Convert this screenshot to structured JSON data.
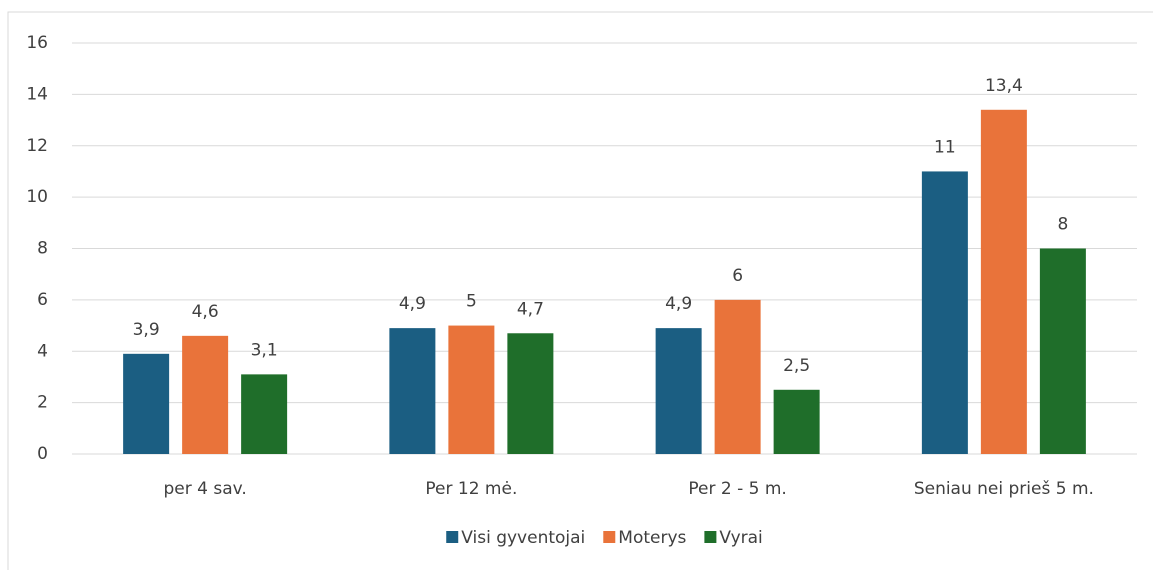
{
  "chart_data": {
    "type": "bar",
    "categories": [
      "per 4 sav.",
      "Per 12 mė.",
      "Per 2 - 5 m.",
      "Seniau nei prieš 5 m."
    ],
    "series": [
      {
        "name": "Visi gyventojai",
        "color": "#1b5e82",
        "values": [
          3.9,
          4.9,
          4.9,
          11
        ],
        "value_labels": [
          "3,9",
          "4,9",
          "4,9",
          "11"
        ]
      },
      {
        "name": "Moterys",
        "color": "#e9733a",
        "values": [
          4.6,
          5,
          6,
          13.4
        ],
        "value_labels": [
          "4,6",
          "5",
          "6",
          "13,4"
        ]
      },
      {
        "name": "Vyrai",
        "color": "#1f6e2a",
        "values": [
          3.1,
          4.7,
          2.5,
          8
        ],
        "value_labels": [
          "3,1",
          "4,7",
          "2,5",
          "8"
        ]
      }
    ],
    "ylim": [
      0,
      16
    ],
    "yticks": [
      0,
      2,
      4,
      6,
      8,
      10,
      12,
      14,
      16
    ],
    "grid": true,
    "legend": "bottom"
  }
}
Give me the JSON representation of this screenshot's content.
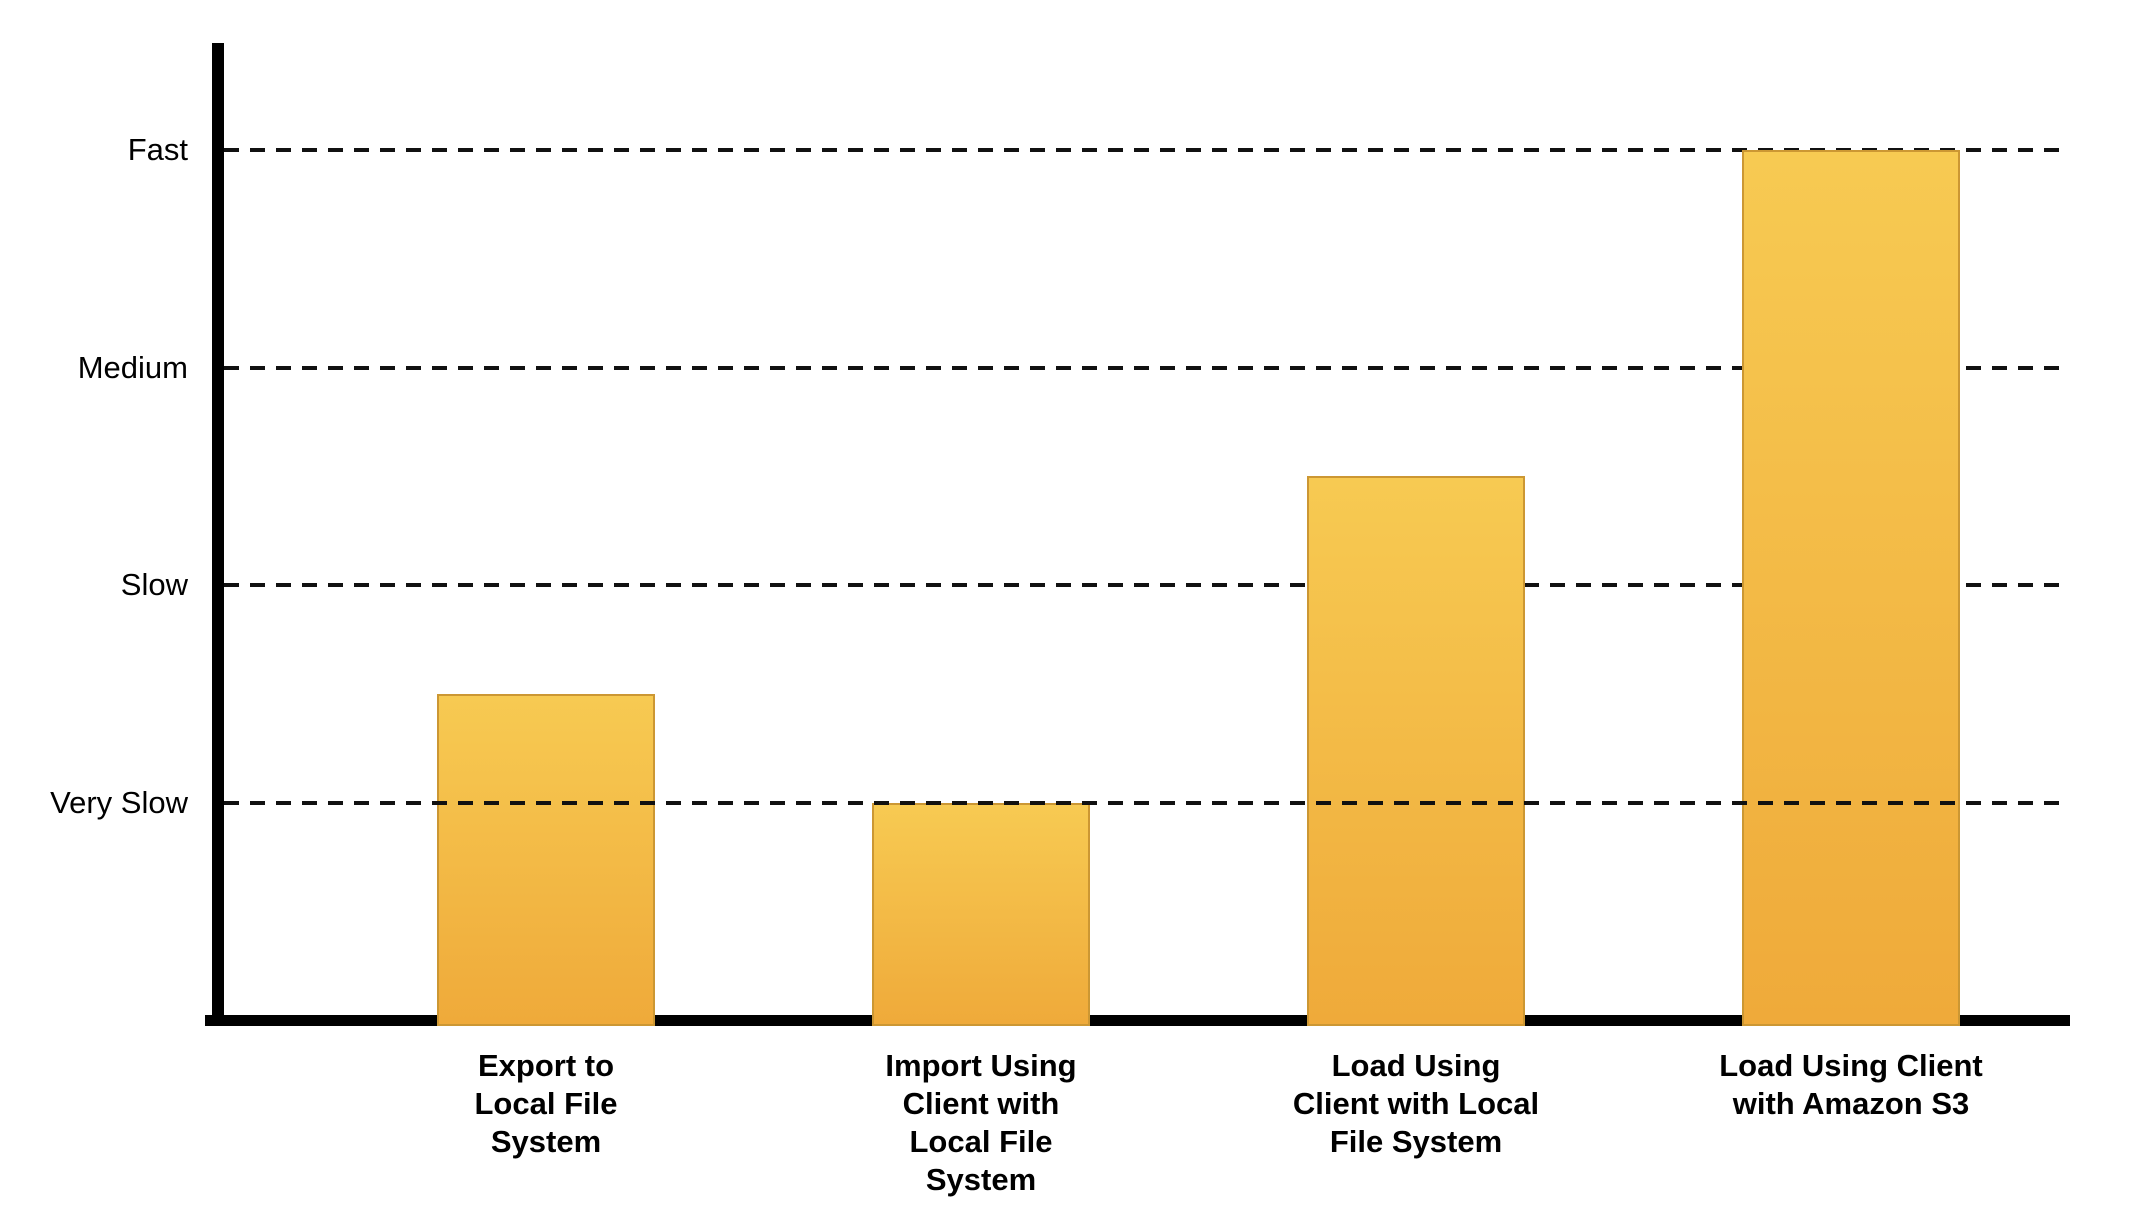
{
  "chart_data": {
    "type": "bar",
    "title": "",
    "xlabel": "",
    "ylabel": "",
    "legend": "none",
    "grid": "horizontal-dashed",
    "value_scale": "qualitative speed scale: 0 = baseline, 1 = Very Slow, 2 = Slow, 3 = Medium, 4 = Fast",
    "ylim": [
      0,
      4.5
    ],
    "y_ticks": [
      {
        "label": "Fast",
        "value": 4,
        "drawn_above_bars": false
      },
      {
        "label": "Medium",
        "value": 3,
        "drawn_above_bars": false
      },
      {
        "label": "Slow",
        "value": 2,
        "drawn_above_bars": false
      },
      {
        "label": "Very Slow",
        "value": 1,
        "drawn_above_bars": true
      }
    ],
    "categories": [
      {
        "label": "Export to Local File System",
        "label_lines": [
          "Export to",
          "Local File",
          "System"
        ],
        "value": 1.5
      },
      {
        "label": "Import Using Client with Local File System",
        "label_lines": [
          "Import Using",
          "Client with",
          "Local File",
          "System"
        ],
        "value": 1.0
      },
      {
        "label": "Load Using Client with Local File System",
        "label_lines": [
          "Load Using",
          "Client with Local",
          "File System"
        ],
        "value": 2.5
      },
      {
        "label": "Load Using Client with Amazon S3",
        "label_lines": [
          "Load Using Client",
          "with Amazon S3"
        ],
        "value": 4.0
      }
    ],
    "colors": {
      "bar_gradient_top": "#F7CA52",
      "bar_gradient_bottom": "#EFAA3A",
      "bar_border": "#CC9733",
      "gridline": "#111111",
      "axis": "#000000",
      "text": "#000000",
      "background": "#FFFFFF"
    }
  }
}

*Brief*. Can you quote exactly, and only, the lines from the one containing "Give me the" through the last line of the records above, keeping both ends and leaving out any pictures?

*Written answer*.
Give me the JSON representation of this screenshot's content.
{
  "chart_data": {
    "type": "bar",
    "title": "",
    "xlabel": "",
    "ylabel": "",
    "legend": "none",
    "grid": "horizontal-dashed",
    "value_scale": "qualitative speed scale: 0 = baseline, 1 = Very Slow, 2 = Slow, 3 = Medium, 4 = Fast",
    "ylim": [
      0,
      4.5
    ],
    "y_ticks": [
      {
        "label": "Fast",
        "value": 4,
        "drawn_above_bars": false
      },
      {
        "label": "Medium",
        "value": 3,
        "drawn_above_bars": false
      },
      {
        "label": "Slow",
        "value": 2,
        "drawn_above_bars": false
      },
      {
        "label": "Very Slow",
        "value": 1,
        "drawn_above_bars": true
      }
    ],
    "categories": [
      {
        "label": "Export to Local File System",
        "label_lines": [
          "Export to",
          "Local File",
          "System"
        ],
        "value": 1.5
      },
      {
        "label": "Import Using Client with Local File System",
        "label_lines": [
          "Import Using",
          "Client with",
          "Local File",
          "System"
        ],
        "value": 1.0
      },
      {
        "label": "Load Using Client with Local File System",
        "label_lines": [
          "Load Using",
          "Client with Local",
          "File System"
        ],
        "value": 2.5
      },
      {
        "label": "Load Using Client with Amazon S3",
        "label_lines": [
          "Load Using Client",
          "with Amazon S3"
        ],
        "value": 4.0
      }
    ],
    "colors": {
      "bar_gradient_top": "#F7CA52",
      "bar_gradient_bottom": "#EFAA3A",
      "bar_border": "#CC9733",
      "gridline": "#111111",
      "axis": "#000000",
      "text": "#000000",
      "background": "#FFFFFF"
    }
  }
}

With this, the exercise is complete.